■ **WHAT IS BEING ASKED**: Copy each line below holding "grain".

-------- MATERIAL FOR THIS EXERCISE --------

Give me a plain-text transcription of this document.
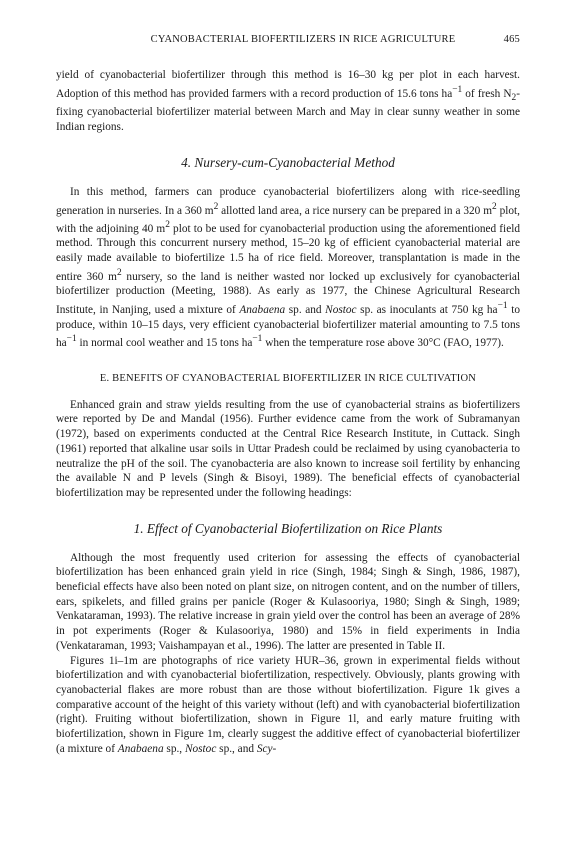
CYANOBACTERIAL BIOFERTILIZERS IN RICE AGRICULTURE	465

yield of cyanobacterial biofertilizer through this method is 16–30 kg per plot in each harvest. Adoption of this method has provided farmers with a record production of 15.6 tons $ha^{-1}$ of fresh $N_2$-fixing cyanobacterial biofertilizer material between March and May in clear sunny weather in some Indian regions.

4. Nursery-cum-Cyanobacterial Method

In this method, farmers can produce cyanobacterial biofertilizers along with rice-seedling generation in nurseries. In a 360 $m^2$ allotted land area, a rice nursery can be prepared in a 320 $m^2$ plot, with the adjoining 40 $m^2$ plot to be used for cyanobacterial production using the aforementioned field method. Through this concurrent nursery method, 15–20 kg of efficient cyanobacterial material are easily made available to biofertilize 1.5 ha of rice field. Moreover, transplantation is made in the entire 360 $m^2$ nursery, so the land is neither wasted nor locked up exclusively for cyanobacterial biofertilizer production (Meeting, 1988). As early as 1977, the Chinese Agricultural Research Institute, in Nanjing, used a mixture of Anabaena sp. and Nostoc sp. as inoculants at 750 kg $ha^{-1}$ to produce, within 10–15 days, very efficient cyanobacterial biofertilizer material amounting to 7.5 tons $ha^{-1}$ in normal cool weather and 15 tons $ha^{-1}$ when the temperature rose above 30°C (FAO, 1977).

E. BENEFITS OF CYANOBACTERIAL BIOFERTILIZER IN RICE CULTIVATION

Enhanced grain and straw yields resulting from the use of cyanobacterial strains as biofertilizers were reported by De and Mandal (1956). Further evidence came from the work of Subramanyan (1972), based on experiments conducted at the Central Rice Research Institute, in Cuttack. Singh (1961) reported that alkaline usar soils in Uttar Pradesh could be reclaimed by using cyanobacteria to neutralize the pH of the soil. The cyanobacteria are also known to increase soil fertility by enhancing the available N and P levels (Singh & Bisoyi, 1989). The beneficial effects of cyanobacterial biofertilization may be represented under the following headings:

1. Effect of Cyanobacterial Biofertilization on Rice Plants

Although the most frequently used criterion for assessing the effects of cyanobacterial biofertilization has been enhanced grain yield in rice (Singh, 1984; Singh & Singh, 1986, 1987), beneficial effects have also been noted on plant size, on nitrogen content, and on the number of tillers, ears, spikelets, and filled grains per panicle (Roger & Kulasooriya, 1980; Singh & Singh, 1989; Venkataraman, 1993). The relative increase in grain yield over the control has been an average of 28% in pot experiments (Roger & Kulasooriya, 1980) and 15% in field experiments in India (Venkataraman, 1993; Vaishampayan et al., 1996). The latter are presented in Table II.

Figures 1i–1m are photographs of rice variety HUR–36, grown in experimental fields without biofertilization and with cyanobacterial biofertilization, respectively. Obviously, plants growing with cyanobacterial flakes are more robust than are those without biofertilization. Figure 1k gives a comparative account of the height of this variety without (left) and with cyanobacterial biofertilization (right). Fruiting without biofertilization, shown in Figure 1l, and early mature fruiting with biofertilization, shown in Figure 1m, clearly suggest the additive effect of cyanobacterial biofertilizer (a mixture of Anabaena sp., Nostoc sp., and Scy-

--------

■ **ANSWER**:
Enhanced grain and straw yields resulting from the use of cyanobacterial strains as biofertilizers were reported by De and Mandal (1956). Further evidence came from the work of Subramanyan (1972), based on experiments conducted at the Central Rice Research Institute, in Cuttack. Singh (1961) reported that alkaline usar soils in Uttar Pradesh could be reclaimed by using cyanobacteria to neutralize the pH of the soil. The cyanobacteria are also known to increase soil fertility by enhancing the available N and P levels (Singh & Bisoyi, 1989). The beneficial effects of cyanobacterial biofertilization may be represented under the following headings:
Although the most frequently used criterion for assessing the effects of cyanobacterial biofertilization has been enhanced grain yield in rice (Singh, 1984; Singh & Singh, 1986, 1987), beneficial effects have also been noted on plant size, on nitrogen content, and on the number of tillers, ears, spikelets, and filled grains per panicle (Roger & Kulasooriya, 1980; Singh & Singh, 1989; Venkataraman, 1993). The relative increase in grain yield over the control has been an average of 28% in pot experiments (Roger & Kulasooriya, 1980) and 15% in field experiments in India (Venkataraman, 1993; Vaishampayan et al., 1996). The latter are presented in Table II.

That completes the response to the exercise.